Copy the data below character for character, starting at its first line and ending with the line that contains "show-published-button[interactable]: Show published", including that line.

Dataset entries -

--- --- ---

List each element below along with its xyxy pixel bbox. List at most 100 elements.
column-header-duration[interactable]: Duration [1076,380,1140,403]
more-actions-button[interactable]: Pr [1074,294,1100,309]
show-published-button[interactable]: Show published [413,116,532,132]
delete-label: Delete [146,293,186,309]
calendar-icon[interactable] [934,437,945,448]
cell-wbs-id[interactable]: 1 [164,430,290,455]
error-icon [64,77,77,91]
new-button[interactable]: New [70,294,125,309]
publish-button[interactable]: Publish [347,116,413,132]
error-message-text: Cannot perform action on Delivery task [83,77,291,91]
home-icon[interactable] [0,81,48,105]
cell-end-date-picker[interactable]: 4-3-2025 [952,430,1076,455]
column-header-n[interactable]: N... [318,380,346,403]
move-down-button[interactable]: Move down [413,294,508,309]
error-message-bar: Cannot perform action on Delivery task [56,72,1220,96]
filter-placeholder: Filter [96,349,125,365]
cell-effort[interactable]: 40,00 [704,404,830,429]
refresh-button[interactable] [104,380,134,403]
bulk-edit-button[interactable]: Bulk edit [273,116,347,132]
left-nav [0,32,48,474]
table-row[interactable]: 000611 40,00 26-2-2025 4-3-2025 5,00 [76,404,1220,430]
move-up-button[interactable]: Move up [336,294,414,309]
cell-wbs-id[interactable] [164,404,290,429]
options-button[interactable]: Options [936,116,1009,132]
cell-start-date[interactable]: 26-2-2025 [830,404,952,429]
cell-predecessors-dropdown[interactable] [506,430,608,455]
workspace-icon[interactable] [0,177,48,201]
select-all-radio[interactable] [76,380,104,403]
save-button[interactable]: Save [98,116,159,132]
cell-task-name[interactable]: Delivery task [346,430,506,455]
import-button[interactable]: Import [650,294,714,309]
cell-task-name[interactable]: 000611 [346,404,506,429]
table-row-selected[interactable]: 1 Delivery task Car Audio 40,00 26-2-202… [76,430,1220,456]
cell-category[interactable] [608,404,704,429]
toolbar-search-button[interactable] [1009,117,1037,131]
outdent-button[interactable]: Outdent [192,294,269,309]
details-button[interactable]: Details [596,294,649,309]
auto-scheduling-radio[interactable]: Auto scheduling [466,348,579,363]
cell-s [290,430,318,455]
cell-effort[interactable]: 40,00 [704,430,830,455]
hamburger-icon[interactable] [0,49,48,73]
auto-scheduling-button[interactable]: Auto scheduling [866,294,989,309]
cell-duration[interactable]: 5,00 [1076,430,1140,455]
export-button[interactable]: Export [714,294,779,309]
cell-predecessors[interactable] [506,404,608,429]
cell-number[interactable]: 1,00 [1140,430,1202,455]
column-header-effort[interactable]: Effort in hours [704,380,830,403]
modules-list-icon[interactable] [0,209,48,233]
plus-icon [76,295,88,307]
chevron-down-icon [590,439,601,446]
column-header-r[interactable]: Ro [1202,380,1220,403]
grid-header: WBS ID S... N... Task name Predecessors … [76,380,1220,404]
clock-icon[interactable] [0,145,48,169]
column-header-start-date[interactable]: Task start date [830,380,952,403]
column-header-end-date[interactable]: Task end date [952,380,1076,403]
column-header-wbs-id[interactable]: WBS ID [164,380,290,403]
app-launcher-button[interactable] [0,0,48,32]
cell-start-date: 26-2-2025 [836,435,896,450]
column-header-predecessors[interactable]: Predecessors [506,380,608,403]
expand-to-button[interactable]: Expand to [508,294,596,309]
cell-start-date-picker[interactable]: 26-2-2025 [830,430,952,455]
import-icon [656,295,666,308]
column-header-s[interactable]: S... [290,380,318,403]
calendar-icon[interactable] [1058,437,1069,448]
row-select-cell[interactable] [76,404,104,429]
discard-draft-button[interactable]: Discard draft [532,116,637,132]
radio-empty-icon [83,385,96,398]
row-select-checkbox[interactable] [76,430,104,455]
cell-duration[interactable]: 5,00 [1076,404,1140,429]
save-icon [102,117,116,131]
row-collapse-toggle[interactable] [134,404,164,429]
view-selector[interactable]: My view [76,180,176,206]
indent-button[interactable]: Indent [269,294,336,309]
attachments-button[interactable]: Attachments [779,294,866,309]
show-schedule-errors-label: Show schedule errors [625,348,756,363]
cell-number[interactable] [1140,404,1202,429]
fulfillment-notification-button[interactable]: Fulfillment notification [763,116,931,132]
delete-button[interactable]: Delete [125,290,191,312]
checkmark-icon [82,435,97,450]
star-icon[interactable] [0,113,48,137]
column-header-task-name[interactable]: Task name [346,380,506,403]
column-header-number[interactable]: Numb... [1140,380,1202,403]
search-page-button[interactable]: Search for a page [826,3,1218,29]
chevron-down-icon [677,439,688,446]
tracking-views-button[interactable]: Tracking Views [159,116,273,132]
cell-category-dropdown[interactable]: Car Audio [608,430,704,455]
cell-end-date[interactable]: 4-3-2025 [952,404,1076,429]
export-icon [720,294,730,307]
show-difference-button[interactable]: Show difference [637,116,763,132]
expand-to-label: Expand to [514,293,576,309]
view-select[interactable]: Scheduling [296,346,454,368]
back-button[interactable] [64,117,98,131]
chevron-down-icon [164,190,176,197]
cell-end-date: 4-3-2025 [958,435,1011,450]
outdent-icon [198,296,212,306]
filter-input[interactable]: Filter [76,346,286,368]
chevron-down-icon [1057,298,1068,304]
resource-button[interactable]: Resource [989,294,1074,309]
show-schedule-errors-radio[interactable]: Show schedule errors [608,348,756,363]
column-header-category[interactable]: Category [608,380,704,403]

--- --- ---

Response -
List each element below along with its xyxy pixel bbox. List at most 100 elements.
column-header-duration[interactable]: Duration [1076,380,1140,403]
more-actions-button[interactable]: Pr [1074,294,1100,309]
show-published-button[interactable]: Show published [413,116,532,132]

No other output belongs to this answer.